Start of PROVIDED MATERIAL

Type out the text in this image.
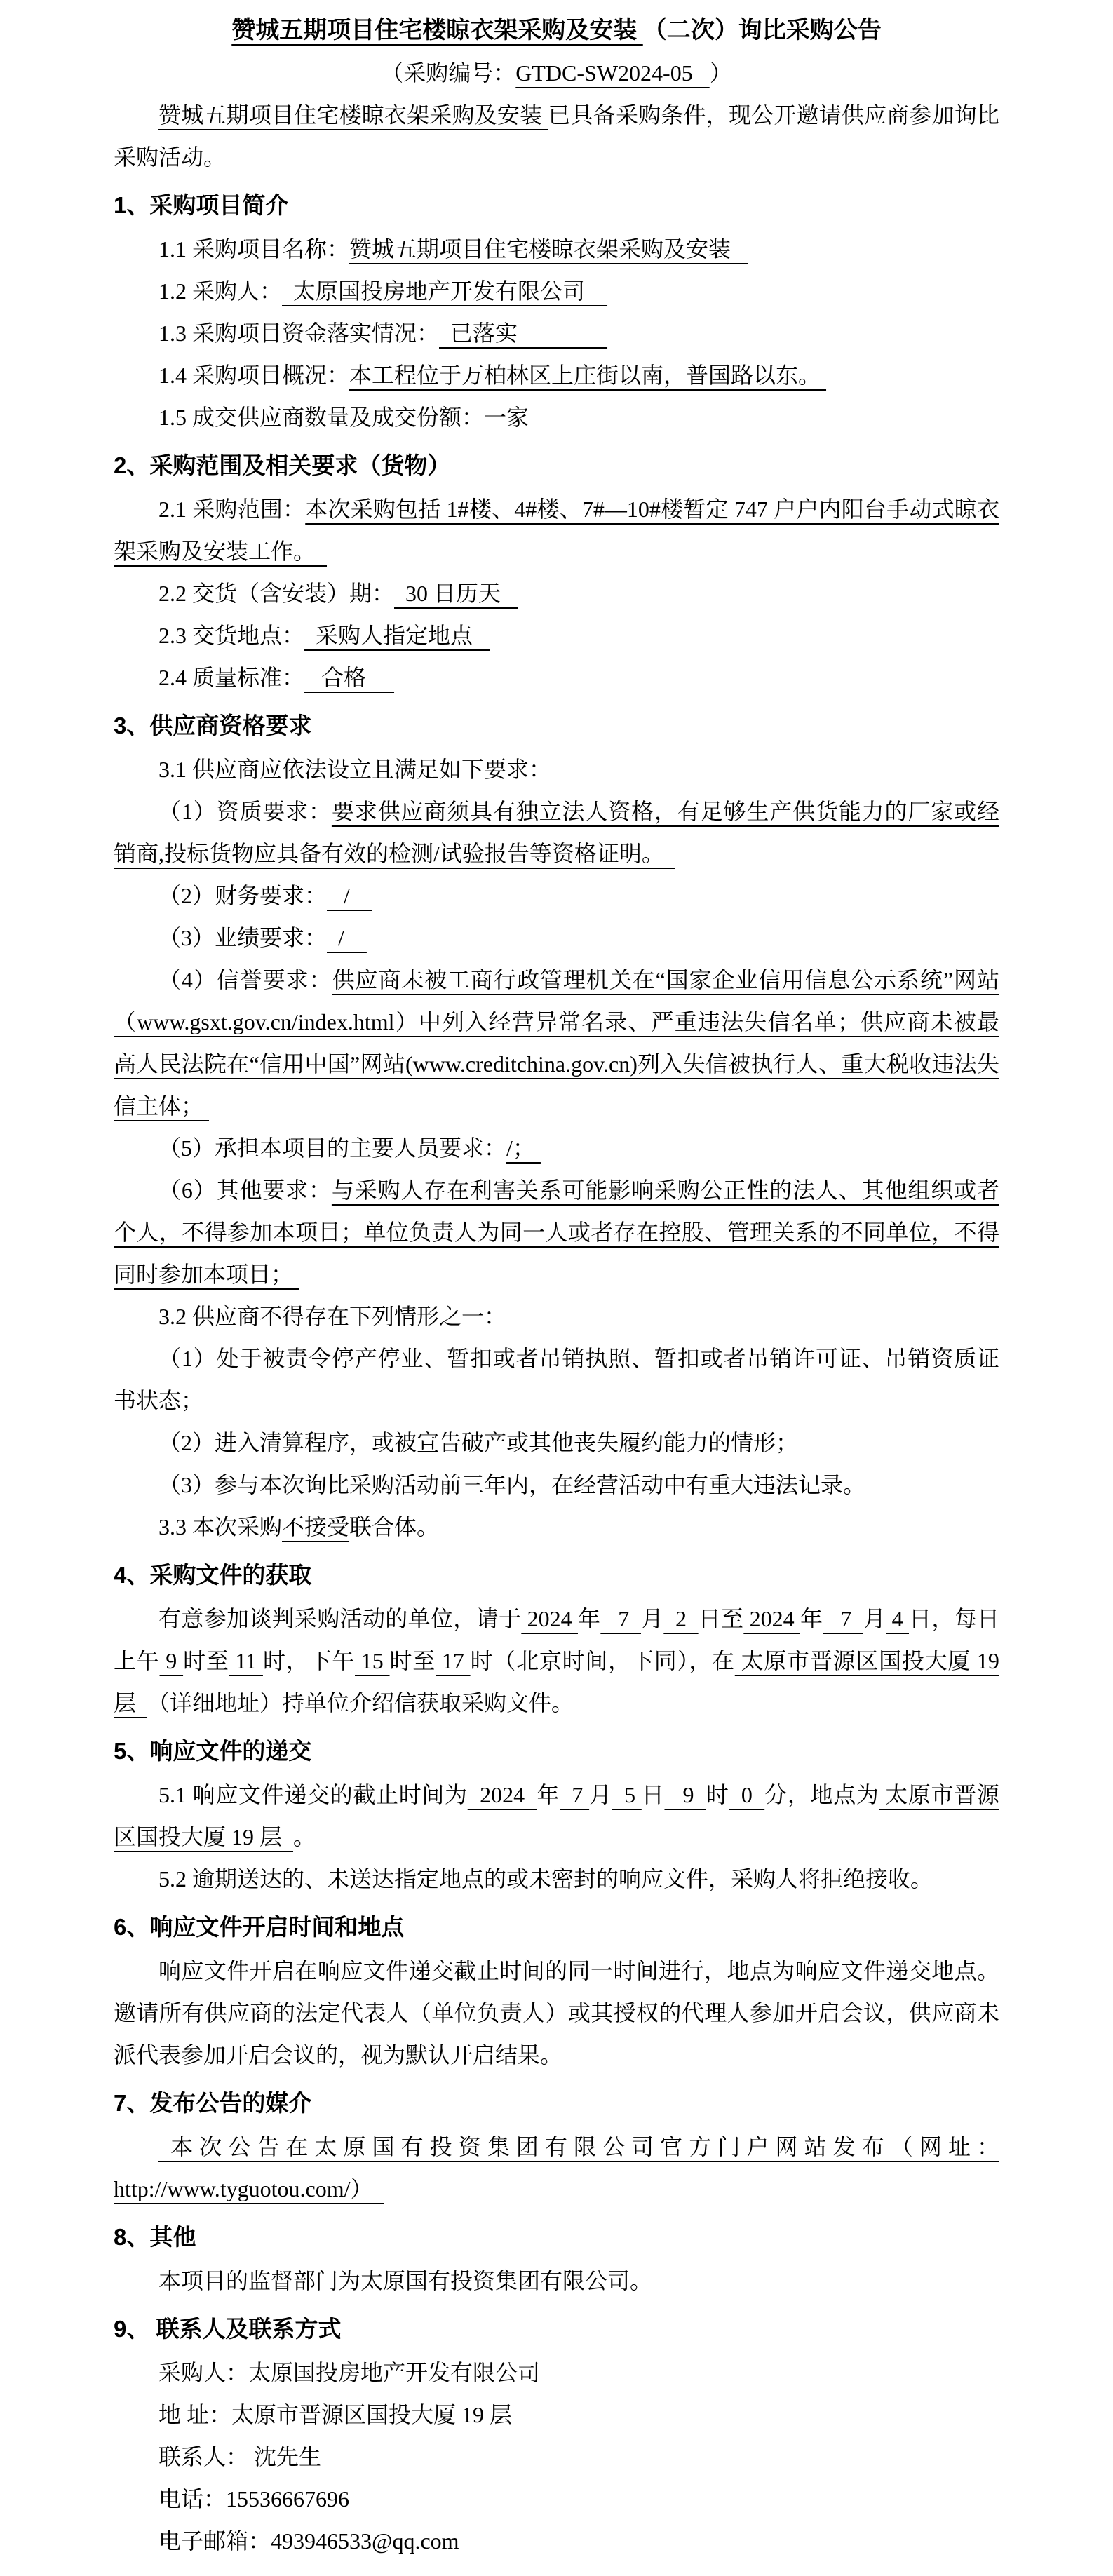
赞城五期项目住宅楼晾衣架采购及安装 （二次）询比采购公告

（采购编号：GTDC-SW2024-05   ）

赞城五期项目住宅楼晾衣架采购及安装 已具备采购条件，现公开邀请供应商参加询比采购活动。

1、采购项目简介

1.1 采购项目名称：赞城五期项目住宅楼晾衣架采购及安装

1.2 采购人：  太原国投房地产开发有限公司

1.3 采购项目资金落实情况：  已落实

1.4 采购项目概况：本工程位于万柏林区上庄街以南，普国路以东。

1.5 成交供应商数量及成交份额：一家

2、采购范围及相关要求（货物）

2.1 采购范围：本次采购包括 1#楼、4#楼、7#—10#楼暂定 747 户户内阳台手动式晾衣架采购及安装工作。

2.2 交货（含安装）期：  30 日历天

2.3 交货地点：  采购人指定地点

2.4 质量标准：   合格

3、供应商资格要求

3.1 供应商应依法设立且满足如下要求：

（1）资质要求：要求供应商须具有独立法人资格，有足够生产供货能力的厂家或经销商,投标货物应具备有效的检测/试验报告等资格证明。

（2）财务要求：   /

（3）业绩要求：  /

（4）信誉要求：供应商未被工商行政管理机关在“国家企业信用信息公示系统”网站（www.gsxt.gov.cn/index.html）中列入经营异常名录、严重违法失信名单；供应商未被最高人民法院在“信用中国”网站(www.creditchina.gov.cn)列入失信被执行人、重大税收违法失信主体；

（5）承担本项目的主要人员要求：/；

（6）其他要求：与采购人存在利害关系可能影响采购公正性的法人、其他组织或者个人，不得参加本项目；单位负责人为同一人或者存在控股、管理关系的不同单位，不得同时参加本项目；

3.2 供应商不得存在下列情形之一：

（1）处于被责令停产停业、暂扣或者吊销执照、暂扣或者吊销许可证、吊销资质证书状态；

（2）进入清算程序，或被宣告破产或其他丧失履约能力的情形；

（3）参与本次询比采购活动前三年内，在经营活动中有重大违法记录。

3.3 本次采购不接受联合体。

4、采购文件的获取

有意参加谈判采购活动的单位，请于 2024 年   7  月  2  日至 2024 年   7  月 4 日，每日上午 9 时至 11 时，下午 15 时至 17 时（北京时间，下同），在 太原市晋源区国投大厦 19 层  （详细地址）持单位介绍信获取采购文件。

5、响应文件的递交

5.1 响应文件递交的截止时间为  2024  年  7 月  5 日   9  时  0  分，地点为 太原市晋源区国投大厦 19 层  。

5.2 逾期送达的、未送达指定地点的或未密封的响应文件，采购人将拒绝接收。

6、响应文件开启时间和地点

响应文件开启在响应文件递交截止时间的同一时间进行，地点为响应文件递交地点。邀请所有供应商的法定代表人（单位负责人）或其授权的代理人参加开启会议，供应商未派代表参加开启会议的，视为默认开启结果。

7、发布公告的媒介

本次公告在太原国有投资集团有限公司官方门户网站发布（网址：http://www.tyguotou.com/）

8、其他

本项目的监督部门为太原国有投资集团有限公司。

9、 联系人及联系方式

采购人：太原国投房地产开发有限公司

地 址：太原市晋源区国投大厦 19 层

联系人： 沈先生

电话：15536667696

电子邮箱：493946533@qq.com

End of PROVIDED MATERIAL

WORK INSTRUCTIONS. Pull out each line of the listing that holds the string "太原市晋源区国投大厦".

COMPLETE OUTPUT.
有意参加谈判采购活动的单位，请于 2024 年   7  月  2  日至 2024 年   7  月 4 日，每日上午 9 时至 11 时，下午 15 时至 17 时（北京时间，下同），在 太原市晋源区国投大厦 19 层  （详细地址）持单位介绍信获取采购文件。
5.1 响应文件递交的截止时间为  2024  年  7 月  5 日   9  时  0  分，地点为 太原市晋源区国投大厦 19 层  。
地 址：太原市晋源区国投大厦 19 层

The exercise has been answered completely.